__Aim__
Locate all lines with the word "матір" and copy them out.

__Data provided__
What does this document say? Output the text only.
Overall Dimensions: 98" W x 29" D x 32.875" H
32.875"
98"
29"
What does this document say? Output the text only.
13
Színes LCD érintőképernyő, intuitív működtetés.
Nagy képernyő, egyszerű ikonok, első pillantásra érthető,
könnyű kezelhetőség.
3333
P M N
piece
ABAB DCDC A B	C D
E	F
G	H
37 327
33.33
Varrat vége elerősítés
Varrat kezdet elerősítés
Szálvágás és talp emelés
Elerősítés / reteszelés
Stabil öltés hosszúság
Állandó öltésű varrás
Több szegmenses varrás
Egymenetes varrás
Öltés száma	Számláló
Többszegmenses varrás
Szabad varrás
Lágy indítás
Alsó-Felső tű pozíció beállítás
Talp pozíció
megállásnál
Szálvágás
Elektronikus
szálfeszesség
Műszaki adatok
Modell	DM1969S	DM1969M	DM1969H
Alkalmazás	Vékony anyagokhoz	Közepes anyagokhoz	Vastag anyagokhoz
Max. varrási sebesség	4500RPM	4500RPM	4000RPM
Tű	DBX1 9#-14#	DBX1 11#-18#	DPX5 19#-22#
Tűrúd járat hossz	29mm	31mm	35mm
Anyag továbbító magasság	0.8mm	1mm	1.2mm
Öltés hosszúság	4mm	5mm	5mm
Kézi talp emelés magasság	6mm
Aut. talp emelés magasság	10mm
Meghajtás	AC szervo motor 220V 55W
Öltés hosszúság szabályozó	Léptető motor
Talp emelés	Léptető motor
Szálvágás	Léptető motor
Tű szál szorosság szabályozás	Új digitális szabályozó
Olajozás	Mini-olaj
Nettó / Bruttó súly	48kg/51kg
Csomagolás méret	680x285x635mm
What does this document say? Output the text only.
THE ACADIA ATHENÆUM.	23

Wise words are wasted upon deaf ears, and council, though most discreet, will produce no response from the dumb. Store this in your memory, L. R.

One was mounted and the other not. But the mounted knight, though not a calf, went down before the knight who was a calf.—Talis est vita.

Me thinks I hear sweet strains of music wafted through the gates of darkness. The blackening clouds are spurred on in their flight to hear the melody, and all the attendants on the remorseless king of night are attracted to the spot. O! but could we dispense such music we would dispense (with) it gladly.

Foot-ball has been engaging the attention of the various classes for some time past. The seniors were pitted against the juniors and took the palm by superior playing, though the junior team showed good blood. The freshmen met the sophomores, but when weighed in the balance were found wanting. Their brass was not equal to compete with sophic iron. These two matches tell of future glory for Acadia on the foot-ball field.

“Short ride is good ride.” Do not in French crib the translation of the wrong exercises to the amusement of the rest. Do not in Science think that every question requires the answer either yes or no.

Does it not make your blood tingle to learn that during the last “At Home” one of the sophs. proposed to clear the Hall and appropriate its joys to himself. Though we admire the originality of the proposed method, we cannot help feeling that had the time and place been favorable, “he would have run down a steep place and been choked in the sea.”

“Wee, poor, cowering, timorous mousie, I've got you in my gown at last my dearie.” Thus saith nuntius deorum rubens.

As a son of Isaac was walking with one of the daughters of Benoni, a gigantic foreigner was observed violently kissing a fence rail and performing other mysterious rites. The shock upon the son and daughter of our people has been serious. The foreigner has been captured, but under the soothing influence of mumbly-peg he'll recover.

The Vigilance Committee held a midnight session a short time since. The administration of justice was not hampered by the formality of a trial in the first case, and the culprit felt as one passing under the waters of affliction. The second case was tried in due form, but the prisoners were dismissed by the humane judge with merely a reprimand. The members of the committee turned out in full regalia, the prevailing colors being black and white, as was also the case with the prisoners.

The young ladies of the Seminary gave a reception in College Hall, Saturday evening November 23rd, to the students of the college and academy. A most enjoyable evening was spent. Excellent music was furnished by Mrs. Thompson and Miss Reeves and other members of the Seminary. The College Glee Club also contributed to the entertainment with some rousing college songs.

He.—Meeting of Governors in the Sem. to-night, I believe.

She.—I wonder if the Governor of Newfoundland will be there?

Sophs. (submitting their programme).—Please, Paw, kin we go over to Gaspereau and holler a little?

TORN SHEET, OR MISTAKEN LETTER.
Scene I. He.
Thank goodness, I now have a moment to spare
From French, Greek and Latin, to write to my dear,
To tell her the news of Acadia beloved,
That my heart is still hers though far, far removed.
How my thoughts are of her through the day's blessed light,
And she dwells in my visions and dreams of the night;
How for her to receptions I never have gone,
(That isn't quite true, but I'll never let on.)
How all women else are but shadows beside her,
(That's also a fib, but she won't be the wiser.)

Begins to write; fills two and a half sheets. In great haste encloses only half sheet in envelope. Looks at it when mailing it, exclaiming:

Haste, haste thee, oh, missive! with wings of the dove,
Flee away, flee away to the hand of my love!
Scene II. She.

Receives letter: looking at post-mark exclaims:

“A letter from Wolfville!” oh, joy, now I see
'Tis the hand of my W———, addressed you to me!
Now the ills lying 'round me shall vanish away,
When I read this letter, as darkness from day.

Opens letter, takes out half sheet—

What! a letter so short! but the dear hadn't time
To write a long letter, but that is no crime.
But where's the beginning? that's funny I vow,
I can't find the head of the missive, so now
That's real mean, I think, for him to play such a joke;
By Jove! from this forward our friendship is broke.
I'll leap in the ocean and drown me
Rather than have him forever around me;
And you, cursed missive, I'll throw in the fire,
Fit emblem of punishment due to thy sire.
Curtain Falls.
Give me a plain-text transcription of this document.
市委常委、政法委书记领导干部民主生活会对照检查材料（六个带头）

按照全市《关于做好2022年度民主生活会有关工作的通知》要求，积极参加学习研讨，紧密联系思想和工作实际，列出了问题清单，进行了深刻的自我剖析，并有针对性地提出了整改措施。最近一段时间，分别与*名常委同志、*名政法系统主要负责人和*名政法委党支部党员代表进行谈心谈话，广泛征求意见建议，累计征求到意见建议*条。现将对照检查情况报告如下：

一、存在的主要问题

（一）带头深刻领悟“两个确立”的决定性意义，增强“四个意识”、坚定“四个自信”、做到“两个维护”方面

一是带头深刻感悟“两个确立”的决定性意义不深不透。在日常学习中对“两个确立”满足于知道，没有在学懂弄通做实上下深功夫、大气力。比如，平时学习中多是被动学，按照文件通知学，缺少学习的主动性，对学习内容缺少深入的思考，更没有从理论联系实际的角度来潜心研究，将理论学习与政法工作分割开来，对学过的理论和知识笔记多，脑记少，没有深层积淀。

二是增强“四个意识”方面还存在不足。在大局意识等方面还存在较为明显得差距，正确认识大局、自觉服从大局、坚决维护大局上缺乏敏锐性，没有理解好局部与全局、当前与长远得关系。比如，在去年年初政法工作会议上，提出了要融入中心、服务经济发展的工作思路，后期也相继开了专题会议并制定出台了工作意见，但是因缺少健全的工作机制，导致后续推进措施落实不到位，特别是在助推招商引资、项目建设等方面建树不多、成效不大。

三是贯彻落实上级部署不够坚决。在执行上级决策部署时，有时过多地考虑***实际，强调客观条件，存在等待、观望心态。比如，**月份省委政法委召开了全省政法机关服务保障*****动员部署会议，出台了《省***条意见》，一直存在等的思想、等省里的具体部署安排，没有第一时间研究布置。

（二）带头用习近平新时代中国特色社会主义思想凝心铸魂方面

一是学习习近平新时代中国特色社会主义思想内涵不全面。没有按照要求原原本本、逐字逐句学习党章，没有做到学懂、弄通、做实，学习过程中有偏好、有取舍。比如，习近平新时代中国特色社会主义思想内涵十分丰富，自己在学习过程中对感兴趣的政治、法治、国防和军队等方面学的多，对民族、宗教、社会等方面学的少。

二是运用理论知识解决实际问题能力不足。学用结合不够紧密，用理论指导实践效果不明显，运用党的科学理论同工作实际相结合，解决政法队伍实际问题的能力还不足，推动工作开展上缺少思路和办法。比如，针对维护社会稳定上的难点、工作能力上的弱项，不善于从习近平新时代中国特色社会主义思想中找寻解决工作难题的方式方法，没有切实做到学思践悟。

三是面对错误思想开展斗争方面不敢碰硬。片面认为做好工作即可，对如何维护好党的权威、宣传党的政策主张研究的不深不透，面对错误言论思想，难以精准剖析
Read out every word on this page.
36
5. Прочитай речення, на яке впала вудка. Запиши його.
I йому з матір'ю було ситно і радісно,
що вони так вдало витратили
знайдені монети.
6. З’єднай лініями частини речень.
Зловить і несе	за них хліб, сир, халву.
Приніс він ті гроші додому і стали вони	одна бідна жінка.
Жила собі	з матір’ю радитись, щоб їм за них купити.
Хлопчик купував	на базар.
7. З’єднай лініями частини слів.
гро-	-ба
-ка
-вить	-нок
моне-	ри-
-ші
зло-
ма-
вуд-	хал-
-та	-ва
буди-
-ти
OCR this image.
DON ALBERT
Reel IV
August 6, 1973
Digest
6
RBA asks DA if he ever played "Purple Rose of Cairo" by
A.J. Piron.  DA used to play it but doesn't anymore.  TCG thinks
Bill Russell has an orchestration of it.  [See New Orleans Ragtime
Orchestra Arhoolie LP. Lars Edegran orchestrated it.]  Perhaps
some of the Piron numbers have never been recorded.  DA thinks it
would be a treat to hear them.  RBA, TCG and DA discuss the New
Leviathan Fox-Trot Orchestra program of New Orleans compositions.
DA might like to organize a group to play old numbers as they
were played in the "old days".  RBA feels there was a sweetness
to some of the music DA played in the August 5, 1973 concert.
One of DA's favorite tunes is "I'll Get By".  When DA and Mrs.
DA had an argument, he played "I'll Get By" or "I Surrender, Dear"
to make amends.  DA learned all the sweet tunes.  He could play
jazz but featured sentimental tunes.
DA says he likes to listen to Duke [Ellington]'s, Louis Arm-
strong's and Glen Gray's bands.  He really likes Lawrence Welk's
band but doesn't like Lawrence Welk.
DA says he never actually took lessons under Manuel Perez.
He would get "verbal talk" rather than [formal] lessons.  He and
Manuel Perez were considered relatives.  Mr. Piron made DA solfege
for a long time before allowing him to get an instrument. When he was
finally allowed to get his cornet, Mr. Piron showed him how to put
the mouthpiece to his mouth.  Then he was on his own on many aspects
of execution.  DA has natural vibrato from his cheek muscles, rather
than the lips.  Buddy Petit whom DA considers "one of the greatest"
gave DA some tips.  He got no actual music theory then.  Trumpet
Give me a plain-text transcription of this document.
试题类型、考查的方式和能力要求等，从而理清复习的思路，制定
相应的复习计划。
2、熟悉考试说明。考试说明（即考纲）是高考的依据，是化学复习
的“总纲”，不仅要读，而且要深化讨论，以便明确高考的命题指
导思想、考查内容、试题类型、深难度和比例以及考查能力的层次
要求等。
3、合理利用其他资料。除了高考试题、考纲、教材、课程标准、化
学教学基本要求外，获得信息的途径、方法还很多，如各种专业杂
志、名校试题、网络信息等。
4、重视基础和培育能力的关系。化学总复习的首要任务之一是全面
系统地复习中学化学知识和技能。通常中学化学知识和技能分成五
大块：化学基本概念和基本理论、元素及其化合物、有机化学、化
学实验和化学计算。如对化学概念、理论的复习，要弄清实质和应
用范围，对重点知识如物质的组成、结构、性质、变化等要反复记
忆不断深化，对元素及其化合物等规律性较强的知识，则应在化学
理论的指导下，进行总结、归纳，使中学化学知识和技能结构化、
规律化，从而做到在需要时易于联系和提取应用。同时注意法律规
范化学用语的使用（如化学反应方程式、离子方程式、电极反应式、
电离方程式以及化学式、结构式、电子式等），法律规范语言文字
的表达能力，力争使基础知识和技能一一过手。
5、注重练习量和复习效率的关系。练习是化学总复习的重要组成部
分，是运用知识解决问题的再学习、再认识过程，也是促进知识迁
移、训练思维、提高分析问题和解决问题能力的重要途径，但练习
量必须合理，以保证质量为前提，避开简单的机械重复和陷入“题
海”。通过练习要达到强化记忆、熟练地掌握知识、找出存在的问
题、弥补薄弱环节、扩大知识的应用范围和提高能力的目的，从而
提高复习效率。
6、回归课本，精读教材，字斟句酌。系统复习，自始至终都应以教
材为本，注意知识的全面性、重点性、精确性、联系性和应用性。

__The response__
I йому з матір'ю було ситно і радісно,
Жила собі	з матір’ю радитись, щоб їм за них купити.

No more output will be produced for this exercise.